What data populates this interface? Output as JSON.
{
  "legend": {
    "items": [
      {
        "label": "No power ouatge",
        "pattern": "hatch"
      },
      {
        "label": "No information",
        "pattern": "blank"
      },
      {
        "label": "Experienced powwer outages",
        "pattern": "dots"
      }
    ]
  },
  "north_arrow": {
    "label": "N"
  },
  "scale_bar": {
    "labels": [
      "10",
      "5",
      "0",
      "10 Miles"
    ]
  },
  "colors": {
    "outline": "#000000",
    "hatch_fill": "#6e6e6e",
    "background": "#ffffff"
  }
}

++++++

REQUEST — Reproduce the data shown above exactly.

EXERCISE SOLUTION —
What data populates this interface? Output as JSON.
{
  "legend": {
    "items": [
      {
        "label": "No power ouatge",
        "pattern": "hatch"
      },
      {
        "label": "No information",
        "pattern": "blank"
      },
      {
        "label": "Experienced powwer outages",
        "pattern": "dots"
      }
    ]
  },
  "north_arrow": {
    "label": "N"
  },
  "scale_bar": {
    "labels": [
      "10",
      "5",
      "0",
      "10 Miles"
    ]
  },
  "colors": {
    "outline": "#000000",
    "hatch_fill": "#6e6e6e",
    "background": "#ffffff"
  }
}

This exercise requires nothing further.